> Given instruction
Only the lines from the one containing "Transcribe this image's" through the last line below should be written out, exactly and with both ends kept.

>>

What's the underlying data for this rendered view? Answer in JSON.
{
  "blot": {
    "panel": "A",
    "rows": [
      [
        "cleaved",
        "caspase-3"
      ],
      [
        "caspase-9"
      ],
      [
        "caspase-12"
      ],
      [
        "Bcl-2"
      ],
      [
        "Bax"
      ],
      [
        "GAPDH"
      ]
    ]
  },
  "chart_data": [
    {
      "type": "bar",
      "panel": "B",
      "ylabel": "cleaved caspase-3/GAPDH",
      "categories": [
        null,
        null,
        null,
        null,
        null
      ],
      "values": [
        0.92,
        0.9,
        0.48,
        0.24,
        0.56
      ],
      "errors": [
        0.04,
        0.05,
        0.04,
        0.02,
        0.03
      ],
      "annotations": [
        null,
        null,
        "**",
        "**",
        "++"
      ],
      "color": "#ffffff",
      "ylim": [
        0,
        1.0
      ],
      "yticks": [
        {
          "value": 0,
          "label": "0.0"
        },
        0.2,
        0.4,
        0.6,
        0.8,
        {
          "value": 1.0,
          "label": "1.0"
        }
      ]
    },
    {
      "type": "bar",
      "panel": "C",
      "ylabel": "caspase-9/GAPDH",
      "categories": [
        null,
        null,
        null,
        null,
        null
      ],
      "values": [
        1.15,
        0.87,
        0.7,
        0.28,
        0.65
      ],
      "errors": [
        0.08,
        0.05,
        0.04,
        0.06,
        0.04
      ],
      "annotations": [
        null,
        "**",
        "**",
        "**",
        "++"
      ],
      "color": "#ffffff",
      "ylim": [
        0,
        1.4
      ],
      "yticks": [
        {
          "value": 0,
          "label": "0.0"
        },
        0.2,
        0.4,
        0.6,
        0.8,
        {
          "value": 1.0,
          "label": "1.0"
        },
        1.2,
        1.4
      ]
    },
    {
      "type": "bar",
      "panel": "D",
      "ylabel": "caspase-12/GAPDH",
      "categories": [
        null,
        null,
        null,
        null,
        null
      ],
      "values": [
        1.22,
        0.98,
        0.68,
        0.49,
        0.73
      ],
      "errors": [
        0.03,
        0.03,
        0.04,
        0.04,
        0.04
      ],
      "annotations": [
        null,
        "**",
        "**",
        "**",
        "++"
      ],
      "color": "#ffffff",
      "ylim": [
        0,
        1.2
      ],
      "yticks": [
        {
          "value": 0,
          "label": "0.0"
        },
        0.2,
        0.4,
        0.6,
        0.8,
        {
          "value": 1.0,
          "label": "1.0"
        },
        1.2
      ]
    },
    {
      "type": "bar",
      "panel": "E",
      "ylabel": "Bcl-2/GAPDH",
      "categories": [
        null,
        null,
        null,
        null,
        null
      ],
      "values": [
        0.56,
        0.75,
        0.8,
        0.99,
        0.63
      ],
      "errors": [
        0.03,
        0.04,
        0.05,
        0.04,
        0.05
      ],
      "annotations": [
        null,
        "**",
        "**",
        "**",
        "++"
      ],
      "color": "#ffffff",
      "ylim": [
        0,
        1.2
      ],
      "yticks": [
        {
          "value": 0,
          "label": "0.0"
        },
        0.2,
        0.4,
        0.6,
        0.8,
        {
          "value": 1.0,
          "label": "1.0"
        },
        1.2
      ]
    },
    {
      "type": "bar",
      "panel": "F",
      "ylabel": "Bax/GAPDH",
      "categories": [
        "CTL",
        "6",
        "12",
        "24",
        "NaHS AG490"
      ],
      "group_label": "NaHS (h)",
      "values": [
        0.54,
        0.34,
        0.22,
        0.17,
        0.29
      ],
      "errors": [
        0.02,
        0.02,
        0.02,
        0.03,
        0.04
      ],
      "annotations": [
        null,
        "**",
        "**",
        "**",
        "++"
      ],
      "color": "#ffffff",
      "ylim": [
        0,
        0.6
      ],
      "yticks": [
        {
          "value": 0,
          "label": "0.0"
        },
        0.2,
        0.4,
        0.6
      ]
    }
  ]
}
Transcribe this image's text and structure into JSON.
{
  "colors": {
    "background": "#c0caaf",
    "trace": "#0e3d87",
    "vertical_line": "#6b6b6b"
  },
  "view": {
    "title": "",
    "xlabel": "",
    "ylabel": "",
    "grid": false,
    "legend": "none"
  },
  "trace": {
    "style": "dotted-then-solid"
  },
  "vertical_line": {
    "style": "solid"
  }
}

<<

> Exercise answer
Transcribe this image's text and structure into JSON.
{
  "colors": {
    "background": "#c0caaf",
    "trace": "#0e3d87",
    "vertical_line": "#6b6b6b"
  },
  "view": {
    "title": "",
    "xlabel": "",
    "ylabel": "",
    "grid": false,
    "legend": "none"
  },
  "trace": {
    "style": "dotted-then-solid"
  },
  "vertical_line": {
    "style": "solid"
  }
}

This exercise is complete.